→ **WHAT TO DO**: Below is a block of records. Copy every line in it that contains the word "reply".

→ **Data excerpts**:
• • •

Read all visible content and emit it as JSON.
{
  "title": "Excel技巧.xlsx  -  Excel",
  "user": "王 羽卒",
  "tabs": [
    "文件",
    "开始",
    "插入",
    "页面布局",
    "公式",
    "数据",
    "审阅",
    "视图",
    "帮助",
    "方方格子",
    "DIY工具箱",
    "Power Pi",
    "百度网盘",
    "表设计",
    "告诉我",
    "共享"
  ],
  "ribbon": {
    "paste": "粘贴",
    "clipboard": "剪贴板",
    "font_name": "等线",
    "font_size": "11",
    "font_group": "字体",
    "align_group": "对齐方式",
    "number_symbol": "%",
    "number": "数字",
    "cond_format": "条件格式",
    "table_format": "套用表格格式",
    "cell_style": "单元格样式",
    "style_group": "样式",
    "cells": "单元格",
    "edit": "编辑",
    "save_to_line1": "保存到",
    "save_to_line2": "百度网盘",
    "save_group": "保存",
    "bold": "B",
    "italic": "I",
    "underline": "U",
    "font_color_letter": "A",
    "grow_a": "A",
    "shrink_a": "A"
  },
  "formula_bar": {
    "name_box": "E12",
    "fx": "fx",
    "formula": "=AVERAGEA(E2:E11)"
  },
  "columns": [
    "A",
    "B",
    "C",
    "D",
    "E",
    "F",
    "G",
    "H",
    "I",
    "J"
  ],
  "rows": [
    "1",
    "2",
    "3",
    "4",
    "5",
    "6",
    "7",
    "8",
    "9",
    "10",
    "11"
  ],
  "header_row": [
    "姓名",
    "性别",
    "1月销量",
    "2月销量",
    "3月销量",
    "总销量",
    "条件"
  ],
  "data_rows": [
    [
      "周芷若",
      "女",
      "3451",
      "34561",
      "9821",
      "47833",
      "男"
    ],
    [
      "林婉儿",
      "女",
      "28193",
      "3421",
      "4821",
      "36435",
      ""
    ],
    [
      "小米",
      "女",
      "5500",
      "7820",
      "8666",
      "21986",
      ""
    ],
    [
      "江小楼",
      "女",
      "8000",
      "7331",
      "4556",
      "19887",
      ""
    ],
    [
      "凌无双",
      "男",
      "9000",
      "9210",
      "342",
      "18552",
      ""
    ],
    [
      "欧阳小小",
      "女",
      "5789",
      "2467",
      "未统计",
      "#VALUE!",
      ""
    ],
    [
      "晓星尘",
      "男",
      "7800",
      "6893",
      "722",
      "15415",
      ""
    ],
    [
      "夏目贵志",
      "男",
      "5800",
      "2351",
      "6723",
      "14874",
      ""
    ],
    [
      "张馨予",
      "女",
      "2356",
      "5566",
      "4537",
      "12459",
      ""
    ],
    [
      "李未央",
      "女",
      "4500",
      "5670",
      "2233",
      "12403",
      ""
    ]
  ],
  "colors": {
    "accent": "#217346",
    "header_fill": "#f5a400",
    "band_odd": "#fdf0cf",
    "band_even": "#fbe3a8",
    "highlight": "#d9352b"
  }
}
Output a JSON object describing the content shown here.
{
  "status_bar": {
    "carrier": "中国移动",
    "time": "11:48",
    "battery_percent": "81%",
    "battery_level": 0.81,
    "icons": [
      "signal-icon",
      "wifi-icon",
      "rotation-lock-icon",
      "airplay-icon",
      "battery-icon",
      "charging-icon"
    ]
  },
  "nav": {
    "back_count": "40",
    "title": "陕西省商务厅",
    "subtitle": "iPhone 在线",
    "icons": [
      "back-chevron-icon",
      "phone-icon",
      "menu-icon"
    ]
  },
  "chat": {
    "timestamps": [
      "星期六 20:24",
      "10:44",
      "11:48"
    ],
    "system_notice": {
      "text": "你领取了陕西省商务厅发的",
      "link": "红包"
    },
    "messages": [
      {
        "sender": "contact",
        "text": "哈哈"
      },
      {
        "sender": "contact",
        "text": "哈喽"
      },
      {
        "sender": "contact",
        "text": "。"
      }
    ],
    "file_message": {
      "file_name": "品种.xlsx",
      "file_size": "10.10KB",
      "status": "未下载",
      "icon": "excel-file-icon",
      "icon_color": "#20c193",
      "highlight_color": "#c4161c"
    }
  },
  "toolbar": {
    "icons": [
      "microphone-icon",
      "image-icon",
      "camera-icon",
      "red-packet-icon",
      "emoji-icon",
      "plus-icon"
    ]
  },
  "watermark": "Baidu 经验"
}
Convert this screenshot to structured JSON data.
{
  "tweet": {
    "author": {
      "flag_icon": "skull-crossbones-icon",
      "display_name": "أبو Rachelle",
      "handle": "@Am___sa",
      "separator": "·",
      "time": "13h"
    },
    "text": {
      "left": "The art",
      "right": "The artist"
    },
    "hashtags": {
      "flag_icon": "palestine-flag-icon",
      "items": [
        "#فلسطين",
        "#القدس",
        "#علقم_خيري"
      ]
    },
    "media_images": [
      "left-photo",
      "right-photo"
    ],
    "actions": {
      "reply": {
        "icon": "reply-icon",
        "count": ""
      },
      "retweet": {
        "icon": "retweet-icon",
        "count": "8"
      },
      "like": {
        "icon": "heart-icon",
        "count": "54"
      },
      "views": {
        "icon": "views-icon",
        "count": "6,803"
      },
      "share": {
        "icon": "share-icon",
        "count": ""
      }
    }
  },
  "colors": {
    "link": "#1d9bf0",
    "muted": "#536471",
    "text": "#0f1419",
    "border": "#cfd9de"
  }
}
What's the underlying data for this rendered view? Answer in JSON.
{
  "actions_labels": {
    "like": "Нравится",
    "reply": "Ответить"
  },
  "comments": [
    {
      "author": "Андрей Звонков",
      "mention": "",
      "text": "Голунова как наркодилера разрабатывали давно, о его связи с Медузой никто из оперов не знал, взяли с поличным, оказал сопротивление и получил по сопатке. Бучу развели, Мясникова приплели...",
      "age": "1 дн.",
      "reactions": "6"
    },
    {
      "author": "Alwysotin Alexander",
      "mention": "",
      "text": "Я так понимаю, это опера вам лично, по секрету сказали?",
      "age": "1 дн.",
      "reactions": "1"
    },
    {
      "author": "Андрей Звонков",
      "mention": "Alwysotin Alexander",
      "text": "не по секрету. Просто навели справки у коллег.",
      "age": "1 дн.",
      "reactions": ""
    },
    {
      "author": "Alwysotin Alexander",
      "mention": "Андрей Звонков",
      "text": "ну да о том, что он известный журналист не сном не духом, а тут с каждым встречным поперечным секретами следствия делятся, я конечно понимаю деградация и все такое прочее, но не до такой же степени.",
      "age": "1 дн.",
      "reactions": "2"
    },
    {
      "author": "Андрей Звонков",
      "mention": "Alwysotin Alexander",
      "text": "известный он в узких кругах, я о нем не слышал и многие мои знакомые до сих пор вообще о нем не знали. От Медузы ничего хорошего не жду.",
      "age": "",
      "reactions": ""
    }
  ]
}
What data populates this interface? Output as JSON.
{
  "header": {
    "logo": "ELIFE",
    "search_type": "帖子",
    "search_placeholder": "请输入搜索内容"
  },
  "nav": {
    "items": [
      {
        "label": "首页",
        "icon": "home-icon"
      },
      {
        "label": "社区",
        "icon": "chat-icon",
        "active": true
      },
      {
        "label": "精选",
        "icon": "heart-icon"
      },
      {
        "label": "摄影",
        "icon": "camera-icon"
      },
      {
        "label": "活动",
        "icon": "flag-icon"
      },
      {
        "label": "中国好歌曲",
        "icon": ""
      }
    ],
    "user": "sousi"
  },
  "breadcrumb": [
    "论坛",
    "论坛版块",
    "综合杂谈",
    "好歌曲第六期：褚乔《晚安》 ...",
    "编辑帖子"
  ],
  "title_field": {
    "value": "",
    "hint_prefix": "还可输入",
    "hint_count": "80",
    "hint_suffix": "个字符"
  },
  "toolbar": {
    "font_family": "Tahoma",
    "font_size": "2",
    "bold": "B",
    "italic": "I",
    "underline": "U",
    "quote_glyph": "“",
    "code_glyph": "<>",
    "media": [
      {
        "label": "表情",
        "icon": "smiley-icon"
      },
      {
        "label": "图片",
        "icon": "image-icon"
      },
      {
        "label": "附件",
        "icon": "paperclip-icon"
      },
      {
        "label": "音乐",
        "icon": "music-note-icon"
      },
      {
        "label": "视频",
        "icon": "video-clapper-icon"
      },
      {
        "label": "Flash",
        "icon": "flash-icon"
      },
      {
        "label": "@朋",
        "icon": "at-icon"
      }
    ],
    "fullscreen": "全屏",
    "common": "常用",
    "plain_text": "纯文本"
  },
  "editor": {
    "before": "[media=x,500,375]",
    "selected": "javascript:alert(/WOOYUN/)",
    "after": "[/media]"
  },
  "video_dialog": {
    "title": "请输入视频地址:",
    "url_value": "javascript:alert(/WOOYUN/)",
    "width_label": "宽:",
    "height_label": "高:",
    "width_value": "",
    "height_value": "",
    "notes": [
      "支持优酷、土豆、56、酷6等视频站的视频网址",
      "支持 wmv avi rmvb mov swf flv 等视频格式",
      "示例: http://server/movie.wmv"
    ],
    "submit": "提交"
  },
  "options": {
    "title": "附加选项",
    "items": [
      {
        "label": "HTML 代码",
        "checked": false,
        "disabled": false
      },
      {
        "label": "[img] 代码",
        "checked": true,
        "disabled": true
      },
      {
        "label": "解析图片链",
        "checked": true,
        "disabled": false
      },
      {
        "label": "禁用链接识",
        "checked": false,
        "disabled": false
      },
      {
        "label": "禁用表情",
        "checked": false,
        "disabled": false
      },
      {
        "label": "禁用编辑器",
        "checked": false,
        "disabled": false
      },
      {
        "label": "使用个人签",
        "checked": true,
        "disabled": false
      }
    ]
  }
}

• • •

→ **ANSWER TO THIS TASK**:
      "reply": {
        "icon": "reply-icon",
    "reply": "Ответить"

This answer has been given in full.